> [What you will do] Output the material exactly, but drop every image it holds.
———
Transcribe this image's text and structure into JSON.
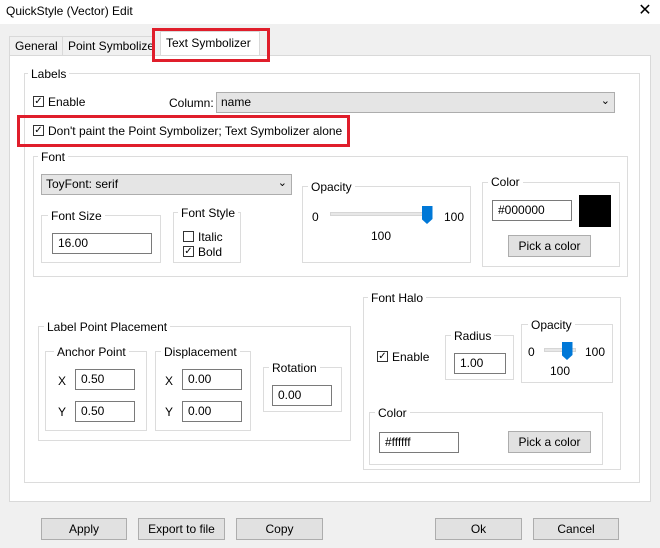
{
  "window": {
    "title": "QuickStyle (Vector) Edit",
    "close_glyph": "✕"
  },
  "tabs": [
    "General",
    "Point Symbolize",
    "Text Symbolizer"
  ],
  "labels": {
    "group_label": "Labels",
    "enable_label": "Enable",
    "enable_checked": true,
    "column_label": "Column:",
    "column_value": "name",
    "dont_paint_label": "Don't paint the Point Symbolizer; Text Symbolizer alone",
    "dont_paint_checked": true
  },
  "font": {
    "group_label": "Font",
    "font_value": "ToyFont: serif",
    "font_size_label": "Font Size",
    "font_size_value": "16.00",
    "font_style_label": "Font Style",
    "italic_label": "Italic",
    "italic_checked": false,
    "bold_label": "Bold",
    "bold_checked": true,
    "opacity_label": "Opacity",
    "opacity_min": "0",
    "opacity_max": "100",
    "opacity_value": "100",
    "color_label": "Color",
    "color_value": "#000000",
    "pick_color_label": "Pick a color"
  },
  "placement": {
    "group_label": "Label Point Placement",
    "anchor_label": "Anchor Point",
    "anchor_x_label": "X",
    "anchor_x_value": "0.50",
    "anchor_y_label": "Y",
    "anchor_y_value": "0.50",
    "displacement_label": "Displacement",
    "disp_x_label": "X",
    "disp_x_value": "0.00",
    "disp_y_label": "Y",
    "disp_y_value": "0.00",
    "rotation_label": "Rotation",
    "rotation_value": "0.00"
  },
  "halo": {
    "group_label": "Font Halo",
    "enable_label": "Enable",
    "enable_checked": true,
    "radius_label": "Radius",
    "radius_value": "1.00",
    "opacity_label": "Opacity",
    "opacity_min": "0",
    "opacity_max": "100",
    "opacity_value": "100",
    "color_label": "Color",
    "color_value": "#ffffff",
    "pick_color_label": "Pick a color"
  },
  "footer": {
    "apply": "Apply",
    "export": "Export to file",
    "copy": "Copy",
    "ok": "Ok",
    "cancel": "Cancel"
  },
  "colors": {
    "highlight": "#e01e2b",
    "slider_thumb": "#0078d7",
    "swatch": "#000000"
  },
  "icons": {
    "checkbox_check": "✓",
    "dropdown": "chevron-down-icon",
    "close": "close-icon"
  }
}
———
> [Answer for the task]
Transcribe this image's text and structure into JSON.
{
  "window": {
    "title": "QuickStyle (Vector) Edit",
    "close_glyph": "✕"
  },
  "tabs": [
    "General",
    "Point Symbolize",
    "Text Symbolizer"
  ],
  "labels": {
    "group_label": "Labels",
    "enable_label": "Enable",
    "enable_checked": true,
    "column_label": "Column:",
    "column_value": "name",
    "dont_paint_label": "Don't paint the Point Symbolizer; Text Symbolizer alone",
    "dont_paint_checked": true
  },
  "font": {
    "group_label": "Font",
    "font_value": "ToyFont: serif",
    "font_size_label": "Font Size",
    "font_size_value": "16.00",
    "font_style_label": "Font Style",
    "italic_label": "Italic",
    "italic_checked": false,
    "bold_label": "Bold",
    "bold_checked": true,
    "opacity_label": "Opacity",
    "opacity_min": "0",
    "opacity_max": "100",
    "opacity_value": "100",
    "color_label": "Color",
    "color_value": "#000000",
    "pick_color_label": "Pick a color"
  },
  "placement": {
    "group_label": "Label Point Placement",
    "anchor_label": "Anchor Point",
    "anchor_x_label": "X",
    "anchor_x_value": "0.50",
    "anchor_y_label": "Y",
    "anchor_y_value": "0.50",
    "displacement_label": "Displacement",
    "disp_x_label": "X",
    "disp_x_value": "0.00",
    "disp_y_label": "Y",
    "disp_y_value": "0.00",
    "rotation_label": "Rotation",
    "rotation_value": "0.00"
  },
  "halo": {
    "group_label": "Font Halo",
    "enable_label": "Enable",
    "enable_checked": true,
    "radius_label": "Radius",
    "radius_value": "1.00",
    "opacity_label": "Opacity",
    "opacity_min": "0",
    "opacity_max": "100",
    "opacity_value": "100",
    "color_label": "Color",
    "color_value": "#ffffff",
    "pick_color_label": "Pick a color"
  },
  "footer": {
    "apply": "Apply",
    "export": "Export to file",
    "copy": "Copy",
    "ok": "Ok",
    "cancel": "Cancel"
  },
  "colors": {
    "highlight": "#e01e2b",
    "slider_thumb": "#0078d7",
    "swatch": "#000000"
  },
  "icons": {
    "checkbox_check": "✓",
    "dropdown": "chevron-down-icon",
    "close": "close-icon"
  }
}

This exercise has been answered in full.